# EXERCISES TO COMPLETE
- 1) List every person or body that the excerpt on clinical records refers to by role, such as a party in the case.
- 2) Copy the excerpt on clinical records word for word between "[36]      WHILE" and "ON THAT OCCASION.", inclusive.
- 3) In the excerpt on clinical records, what does paragraph 36 say the absence of reference to a symptom in a doctor's notes indicates at most?

# GIVEN PASSAGE
↓
The appellant took issue with the following comments of the trial judge relating to the import of the gap in the clinical records (at paras. 36-37 of the trial decision):

[36]      WHILE THE CONTENT OF A CLINICAL RECORD MAY BE EVIDENCE FOR SOME PURPOSES, THE ABSENCE OF A RECORD IS NOT, IN ITSELF, EVIDENCE OF ANYTHING. FOR EXAMPLE, THE ABSENCE OF REFERENCE TO A SYMPTOM IN A DOCTOR’S NOTES OF A PARTICULAR VISIT CANNOT BE THE SOLE BASIS FOR ANY INFERENCE ABOUT THE EXISTENCE OR NON-EXISTENCE OF THAT SYMPTOM. AT MOST, IT INDICATES ONLY THAT IT WAS NOT THE FOCUS OF DISCUSSION ON THAT OCCASION.

[37]      THE SAME APPLIES TO A COMPLETE ABSENCE OF A CLINICAL RECORD. EXCEPT IN SEVERE OR CATASTROPHIC CASES, THE INJURY AT ISSUE IS NOT THE ONLY THING OF CONSEQUENCE IN THE PLAINTIFF’S LIFE. THERE CERTAINLY MAY BE CASES WHERE A PLAINTIFF’S DESCRIPTION OF HIS OR HER SYMPTOMS IS CLEARLY INCONSISTENT WITH A FAILURE TO SEEK MEDICAL ATTENTION, PERMITTING THE COURT TO DRAW ADVERSE CONCLUSIONS ABOUT THE PLAINTIFF’S CREDIBILITY. BUT A PLAINTIFF WHOSE CONDITION NEITHER DETERIORATES NOR IMPROVES IS NOT OBLIGED TO CONSTANTLY BOTHER BUSY DOCTORS WITH REPORTS THAT NOTHING HAS CHANGED, PARTICULARLY IF THE PLAINTIFF HAS NO REASON TO EXPECT THE DOCTORS WILL BE ABLE TO OFFER ANY NEW OR DIFFERENT TREATMENT. SIMILARLY, A PLAINTIFF WHO SEEKS MEDICAL ATTENTION FOR UNRELATED CONDITIONS IS NOT OBLIGED TO RECOUNT THE HISTORY OF THE ACCIDENT AND RESULTING INJURY TO A DOCTOR WHO IS NOT BEING ASKED TO TREAT THAT INJURY AND HAS NO REASON TO BE INTERESTED IN IT.
↑
# EXTRACTED ENTRIES
↓
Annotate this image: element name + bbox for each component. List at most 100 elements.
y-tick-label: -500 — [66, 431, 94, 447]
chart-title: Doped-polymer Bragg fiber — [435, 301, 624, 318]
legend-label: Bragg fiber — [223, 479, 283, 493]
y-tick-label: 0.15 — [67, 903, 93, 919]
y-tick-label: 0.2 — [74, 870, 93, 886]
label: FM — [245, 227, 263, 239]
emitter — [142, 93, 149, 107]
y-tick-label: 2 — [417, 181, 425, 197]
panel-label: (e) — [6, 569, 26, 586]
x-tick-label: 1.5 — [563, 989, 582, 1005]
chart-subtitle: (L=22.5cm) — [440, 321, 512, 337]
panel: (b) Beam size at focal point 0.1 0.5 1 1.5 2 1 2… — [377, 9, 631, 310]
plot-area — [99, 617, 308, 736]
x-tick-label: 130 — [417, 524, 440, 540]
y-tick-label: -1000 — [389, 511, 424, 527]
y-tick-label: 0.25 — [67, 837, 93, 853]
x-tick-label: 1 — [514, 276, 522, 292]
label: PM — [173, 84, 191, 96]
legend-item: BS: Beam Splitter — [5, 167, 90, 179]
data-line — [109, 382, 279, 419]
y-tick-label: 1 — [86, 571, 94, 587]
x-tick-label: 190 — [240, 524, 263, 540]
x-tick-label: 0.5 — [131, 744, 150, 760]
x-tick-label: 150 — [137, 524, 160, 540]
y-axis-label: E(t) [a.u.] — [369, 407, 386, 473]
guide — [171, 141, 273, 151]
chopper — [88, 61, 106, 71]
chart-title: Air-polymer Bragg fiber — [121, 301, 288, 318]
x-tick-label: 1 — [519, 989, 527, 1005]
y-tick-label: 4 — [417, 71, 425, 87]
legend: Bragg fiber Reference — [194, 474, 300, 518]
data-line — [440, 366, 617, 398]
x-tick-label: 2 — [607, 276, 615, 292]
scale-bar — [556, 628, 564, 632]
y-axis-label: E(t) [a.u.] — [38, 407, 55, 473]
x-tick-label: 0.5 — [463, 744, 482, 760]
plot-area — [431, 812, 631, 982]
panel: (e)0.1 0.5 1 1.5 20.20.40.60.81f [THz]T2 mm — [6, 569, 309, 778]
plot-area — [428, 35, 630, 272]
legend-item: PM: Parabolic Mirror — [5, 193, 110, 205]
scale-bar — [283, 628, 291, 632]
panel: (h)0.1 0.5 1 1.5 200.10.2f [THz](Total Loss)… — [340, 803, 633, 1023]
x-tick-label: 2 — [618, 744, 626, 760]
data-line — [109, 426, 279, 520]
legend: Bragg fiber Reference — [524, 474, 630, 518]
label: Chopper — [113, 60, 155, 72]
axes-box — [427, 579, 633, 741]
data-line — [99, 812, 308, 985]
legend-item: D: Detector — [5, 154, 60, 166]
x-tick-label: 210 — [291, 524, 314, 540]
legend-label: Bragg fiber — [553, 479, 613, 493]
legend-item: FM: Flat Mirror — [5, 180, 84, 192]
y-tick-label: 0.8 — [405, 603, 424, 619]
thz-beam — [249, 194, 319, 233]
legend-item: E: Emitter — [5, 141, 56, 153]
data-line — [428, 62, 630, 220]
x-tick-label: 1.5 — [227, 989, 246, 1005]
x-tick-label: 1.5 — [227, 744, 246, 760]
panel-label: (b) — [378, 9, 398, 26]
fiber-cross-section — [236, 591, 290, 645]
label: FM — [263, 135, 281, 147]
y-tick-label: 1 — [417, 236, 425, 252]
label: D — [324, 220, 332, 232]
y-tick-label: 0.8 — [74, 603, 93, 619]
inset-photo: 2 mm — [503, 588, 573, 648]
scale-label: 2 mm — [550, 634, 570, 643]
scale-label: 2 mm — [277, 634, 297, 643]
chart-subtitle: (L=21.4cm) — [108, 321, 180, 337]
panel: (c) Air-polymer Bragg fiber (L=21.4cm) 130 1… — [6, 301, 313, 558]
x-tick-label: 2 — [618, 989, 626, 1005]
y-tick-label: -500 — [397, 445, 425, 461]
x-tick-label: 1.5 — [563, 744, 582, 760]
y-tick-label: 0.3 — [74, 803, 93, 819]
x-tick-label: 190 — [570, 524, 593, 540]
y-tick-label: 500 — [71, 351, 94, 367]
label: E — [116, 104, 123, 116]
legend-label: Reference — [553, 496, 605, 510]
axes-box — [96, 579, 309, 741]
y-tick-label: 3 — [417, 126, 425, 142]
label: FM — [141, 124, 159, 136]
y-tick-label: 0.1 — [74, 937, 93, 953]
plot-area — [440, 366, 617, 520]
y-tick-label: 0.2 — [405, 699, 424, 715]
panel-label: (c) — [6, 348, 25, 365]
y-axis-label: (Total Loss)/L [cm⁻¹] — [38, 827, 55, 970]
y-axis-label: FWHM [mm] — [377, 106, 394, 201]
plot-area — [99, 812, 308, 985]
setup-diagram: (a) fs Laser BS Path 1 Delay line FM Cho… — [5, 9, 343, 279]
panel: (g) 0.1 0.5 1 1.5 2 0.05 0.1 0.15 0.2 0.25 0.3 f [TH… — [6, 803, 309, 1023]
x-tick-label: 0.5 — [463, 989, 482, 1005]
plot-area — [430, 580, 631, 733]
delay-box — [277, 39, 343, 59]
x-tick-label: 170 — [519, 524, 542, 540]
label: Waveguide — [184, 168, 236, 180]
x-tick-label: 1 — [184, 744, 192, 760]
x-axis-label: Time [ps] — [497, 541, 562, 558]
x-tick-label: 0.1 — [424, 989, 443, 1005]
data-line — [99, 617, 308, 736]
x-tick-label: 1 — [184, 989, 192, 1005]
↑
# TASK ANSWERS
- 1) appellant, trial judge, doctor, plaintiff, court

- 2)
[36]      WHILE THE CONTENT OF A CLINICAL RECORD MAY BE EVIDENCE FOR SOME PURPOSES, THE ABSENCE OF A RECORD IS NOT, IN ITSELF, EVIDENCE OF ANYTHING. FOR EXAMPLE, THE ABSENCE OF REFERENCE TO A SYMPTOM IN A DOCTOR’S NOTES OF A PARTICULAR VISIT CANNOT BE THE SOLE BASIS FOR ANY INFERENCE ABOUT THE EXISTENCE OR NON-EXISTENCE OF THAT SYMPTOM. AT MOST, IT INDICATES ONLY THAT IT WAS NOT THE FOCUS OF DISCUSSION ON THAT OCCASION.

- 3) It indicates only that the symptom was not the focus of discussion on that occasion.